== YOUR TASK ==
Every line that holds "this" should be shown.

== EXCERPTED RECORDS ==
+ + + + + + +
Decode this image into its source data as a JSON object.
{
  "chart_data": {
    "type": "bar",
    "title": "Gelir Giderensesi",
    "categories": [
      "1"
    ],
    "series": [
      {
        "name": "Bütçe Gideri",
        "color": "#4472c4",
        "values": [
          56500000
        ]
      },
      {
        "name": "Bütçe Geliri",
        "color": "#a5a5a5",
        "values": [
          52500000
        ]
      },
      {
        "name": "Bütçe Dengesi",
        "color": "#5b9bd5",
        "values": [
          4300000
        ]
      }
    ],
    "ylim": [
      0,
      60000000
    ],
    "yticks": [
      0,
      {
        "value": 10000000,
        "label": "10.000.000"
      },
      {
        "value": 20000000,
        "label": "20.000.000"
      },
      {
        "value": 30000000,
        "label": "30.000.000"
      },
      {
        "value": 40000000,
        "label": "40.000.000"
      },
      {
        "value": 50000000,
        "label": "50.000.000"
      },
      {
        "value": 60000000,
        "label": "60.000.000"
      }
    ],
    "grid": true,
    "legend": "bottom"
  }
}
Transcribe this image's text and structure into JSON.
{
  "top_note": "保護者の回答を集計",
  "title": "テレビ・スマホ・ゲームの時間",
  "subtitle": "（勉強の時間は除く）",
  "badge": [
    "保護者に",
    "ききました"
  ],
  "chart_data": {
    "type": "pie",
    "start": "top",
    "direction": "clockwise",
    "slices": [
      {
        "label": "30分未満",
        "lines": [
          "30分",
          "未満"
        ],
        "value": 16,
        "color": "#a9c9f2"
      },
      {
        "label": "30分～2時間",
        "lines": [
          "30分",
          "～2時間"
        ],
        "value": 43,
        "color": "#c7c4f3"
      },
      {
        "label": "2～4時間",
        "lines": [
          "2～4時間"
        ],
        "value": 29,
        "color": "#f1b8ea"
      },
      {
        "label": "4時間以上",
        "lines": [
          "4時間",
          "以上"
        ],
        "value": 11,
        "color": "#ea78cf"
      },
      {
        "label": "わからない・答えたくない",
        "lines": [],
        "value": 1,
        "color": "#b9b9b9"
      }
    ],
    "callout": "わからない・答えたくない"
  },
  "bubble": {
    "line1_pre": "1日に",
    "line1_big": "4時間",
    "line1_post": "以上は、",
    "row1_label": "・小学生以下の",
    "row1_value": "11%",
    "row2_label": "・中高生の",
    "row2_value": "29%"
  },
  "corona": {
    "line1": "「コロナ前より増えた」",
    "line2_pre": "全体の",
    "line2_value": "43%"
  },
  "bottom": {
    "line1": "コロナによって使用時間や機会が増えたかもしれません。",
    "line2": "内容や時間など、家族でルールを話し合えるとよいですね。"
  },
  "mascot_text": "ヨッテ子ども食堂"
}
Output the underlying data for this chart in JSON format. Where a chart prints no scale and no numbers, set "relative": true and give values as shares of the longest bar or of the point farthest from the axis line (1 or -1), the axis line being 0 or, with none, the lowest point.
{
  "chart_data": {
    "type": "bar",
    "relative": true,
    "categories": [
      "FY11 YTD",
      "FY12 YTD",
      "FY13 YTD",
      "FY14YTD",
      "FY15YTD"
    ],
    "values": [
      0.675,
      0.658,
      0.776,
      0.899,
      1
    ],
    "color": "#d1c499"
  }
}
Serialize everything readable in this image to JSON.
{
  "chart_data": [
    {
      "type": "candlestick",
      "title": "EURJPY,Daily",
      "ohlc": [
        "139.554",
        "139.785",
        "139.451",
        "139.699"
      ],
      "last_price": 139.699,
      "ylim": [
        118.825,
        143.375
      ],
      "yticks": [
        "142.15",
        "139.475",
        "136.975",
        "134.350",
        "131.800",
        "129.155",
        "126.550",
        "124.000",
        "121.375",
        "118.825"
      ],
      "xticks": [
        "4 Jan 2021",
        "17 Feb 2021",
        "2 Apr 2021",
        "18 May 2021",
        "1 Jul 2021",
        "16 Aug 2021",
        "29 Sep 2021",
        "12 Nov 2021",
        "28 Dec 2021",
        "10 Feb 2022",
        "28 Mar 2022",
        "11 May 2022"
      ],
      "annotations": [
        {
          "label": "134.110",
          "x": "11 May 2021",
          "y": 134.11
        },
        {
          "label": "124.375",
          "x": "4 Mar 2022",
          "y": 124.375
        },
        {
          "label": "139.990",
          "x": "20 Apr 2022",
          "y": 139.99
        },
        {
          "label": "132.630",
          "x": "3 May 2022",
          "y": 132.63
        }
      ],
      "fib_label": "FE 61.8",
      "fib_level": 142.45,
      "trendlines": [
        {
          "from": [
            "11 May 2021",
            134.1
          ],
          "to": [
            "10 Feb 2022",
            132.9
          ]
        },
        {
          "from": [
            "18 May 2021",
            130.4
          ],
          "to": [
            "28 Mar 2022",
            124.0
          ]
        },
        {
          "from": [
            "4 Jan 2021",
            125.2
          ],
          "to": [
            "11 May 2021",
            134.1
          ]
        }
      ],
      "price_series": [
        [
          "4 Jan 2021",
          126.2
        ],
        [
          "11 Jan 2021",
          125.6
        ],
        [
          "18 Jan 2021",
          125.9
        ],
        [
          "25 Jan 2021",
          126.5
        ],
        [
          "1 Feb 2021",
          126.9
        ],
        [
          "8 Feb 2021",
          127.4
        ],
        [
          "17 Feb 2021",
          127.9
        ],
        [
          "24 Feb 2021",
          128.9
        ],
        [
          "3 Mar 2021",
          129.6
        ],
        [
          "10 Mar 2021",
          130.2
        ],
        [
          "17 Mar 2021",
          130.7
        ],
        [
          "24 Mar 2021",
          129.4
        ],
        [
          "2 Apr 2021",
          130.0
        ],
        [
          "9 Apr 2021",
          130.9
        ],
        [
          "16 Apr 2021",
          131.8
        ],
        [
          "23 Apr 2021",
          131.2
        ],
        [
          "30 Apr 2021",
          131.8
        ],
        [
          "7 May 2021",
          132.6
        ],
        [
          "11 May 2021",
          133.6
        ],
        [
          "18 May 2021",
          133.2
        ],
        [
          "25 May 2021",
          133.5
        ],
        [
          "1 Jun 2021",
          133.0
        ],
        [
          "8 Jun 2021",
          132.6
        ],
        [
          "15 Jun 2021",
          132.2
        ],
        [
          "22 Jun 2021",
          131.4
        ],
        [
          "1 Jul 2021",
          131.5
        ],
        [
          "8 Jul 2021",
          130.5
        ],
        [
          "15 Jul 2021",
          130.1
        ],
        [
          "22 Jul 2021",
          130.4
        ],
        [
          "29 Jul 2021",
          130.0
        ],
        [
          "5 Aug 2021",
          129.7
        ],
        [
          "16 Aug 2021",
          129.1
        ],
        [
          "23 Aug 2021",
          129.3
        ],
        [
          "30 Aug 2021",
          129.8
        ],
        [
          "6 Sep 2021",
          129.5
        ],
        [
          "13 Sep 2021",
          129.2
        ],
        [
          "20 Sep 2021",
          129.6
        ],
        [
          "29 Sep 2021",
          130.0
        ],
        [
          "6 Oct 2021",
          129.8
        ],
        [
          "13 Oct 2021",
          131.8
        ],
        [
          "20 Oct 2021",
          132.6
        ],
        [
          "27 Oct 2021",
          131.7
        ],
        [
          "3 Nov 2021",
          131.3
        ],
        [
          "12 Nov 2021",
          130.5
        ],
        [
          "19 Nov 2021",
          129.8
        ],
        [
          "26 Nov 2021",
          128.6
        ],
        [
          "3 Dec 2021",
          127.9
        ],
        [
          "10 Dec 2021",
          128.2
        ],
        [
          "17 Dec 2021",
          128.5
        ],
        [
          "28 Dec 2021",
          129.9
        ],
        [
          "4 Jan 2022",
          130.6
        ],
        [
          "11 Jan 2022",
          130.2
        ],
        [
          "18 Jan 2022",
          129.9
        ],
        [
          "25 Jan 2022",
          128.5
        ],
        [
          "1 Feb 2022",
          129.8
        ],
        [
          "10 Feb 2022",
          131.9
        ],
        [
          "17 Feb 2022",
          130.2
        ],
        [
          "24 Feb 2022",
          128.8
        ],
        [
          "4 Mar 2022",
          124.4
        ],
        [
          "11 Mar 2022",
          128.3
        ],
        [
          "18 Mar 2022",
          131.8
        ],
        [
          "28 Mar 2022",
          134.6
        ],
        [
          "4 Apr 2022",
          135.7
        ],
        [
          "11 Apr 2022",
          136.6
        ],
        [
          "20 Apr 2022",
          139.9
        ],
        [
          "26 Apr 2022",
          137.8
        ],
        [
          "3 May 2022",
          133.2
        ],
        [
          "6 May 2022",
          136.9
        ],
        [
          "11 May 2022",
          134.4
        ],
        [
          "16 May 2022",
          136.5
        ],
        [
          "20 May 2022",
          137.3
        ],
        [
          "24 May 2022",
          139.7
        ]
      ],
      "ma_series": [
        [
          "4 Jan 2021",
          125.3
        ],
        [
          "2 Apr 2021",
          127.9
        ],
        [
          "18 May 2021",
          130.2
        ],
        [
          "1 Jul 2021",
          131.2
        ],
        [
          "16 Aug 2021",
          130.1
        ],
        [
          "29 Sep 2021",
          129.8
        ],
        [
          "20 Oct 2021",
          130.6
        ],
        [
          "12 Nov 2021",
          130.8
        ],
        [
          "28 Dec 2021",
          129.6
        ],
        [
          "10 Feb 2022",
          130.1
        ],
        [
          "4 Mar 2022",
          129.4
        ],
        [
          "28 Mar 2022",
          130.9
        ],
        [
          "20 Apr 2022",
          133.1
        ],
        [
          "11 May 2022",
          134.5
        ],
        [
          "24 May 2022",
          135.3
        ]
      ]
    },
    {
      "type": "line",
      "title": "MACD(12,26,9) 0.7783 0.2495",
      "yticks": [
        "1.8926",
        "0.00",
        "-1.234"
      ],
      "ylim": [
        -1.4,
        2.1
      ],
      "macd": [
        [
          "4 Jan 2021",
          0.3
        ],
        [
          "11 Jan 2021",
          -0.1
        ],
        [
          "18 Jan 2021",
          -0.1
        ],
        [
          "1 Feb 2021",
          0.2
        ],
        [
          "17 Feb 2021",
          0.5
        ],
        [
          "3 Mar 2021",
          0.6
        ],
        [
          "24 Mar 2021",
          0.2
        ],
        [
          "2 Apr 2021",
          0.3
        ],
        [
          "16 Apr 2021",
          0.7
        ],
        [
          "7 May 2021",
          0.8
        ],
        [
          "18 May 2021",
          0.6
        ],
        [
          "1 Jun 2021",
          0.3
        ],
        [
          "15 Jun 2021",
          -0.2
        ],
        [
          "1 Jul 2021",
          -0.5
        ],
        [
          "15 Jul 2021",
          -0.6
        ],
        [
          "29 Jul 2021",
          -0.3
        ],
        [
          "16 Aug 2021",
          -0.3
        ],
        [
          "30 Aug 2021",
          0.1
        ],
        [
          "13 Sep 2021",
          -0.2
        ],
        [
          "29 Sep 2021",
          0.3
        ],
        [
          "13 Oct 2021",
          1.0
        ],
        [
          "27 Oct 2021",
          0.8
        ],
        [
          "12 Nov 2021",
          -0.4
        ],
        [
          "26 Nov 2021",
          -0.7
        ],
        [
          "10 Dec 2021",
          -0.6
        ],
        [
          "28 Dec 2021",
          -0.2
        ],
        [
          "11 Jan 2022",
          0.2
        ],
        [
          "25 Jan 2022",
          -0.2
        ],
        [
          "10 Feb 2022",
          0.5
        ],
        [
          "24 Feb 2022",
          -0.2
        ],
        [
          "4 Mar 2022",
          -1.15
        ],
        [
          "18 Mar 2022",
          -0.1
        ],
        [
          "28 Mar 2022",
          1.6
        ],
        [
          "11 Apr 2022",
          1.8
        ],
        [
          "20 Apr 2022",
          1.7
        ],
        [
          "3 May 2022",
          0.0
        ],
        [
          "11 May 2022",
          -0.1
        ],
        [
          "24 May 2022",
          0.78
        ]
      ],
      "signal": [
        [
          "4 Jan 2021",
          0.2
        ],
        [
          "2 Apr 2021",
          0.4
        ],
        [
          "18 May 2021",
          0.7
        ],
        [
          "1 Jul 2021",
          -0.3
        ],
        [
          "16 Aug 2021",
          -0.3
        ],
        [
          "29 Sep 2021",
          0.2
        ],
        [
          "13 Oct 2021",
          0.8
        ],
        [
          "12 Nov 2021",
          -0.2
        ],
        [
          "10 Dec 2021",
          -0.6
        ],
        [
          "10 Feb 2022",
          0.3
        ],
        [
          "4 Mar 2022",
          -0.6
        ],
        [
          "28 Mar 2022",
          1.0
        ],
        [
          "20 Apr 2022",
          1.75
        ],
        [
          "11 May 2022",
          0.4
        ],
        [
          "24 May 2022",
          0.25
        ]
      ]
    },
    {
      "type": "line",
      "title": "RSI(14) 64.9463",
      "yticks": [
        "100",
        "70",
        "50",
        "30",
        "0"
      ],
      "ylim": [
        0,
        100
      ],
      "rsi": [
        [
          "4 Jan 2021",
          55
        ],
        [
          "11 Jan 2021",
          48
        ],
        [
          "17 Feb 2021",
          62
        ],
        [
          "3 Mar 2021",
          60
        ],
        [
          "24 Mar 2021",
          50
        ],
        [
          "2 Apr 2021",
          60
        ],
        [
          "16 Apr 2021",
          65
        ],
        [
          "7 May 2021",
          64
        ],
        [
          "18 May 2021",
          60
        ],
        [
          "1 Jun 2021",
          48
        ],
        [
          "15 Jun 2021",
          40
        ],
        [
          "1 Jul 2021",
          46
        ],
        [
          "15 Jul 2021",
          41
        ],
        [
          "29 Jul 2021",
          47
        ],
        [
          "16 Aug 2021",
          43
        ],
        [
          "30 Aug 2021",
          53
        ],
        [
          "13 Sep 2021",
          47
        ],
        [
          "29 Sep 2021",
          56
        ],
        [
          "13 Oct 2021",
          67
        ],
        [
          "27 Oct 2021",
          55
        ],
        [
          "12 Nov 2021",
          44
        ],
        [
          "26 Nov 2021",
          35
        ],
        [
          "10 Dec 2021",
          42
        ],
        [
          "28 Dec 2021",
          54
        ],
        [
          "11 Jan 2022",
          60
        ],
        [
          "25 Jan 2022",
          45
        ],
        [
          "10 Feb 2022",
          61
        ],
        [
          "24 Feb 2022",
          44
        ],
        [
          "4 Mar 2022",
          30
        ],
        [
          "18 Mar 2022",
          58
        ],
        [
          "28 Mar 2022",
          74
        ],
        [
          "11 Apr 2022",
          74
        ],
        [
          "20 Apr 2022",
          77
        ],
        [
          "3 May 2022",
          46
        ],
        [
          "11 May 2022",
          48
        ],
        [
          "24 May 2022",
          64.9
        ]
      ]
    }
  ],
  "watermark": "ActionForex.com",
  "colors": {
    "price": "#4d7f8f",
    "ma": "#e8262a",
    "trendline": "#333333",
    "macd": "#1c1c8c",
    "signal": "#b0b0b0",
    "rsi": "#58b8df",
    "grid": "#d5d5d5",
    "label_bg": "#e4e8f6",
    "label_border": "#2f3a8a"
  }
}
+ + + + + + +
== WRITTEN RESPONSE ==
Decode this image into its source data as a JSON object.
Transcribe this image's text and structure into JSON.
Output the underlying data for this chart in JSON format. Where a chart prints no scale and no numbers, set "relative": true and give values as shares of the longest bar or of the point farthest from the axis line (1 or -1), the axis line being 0 or, with none, the lowest point.
Serialize everything readable in this image to JSON.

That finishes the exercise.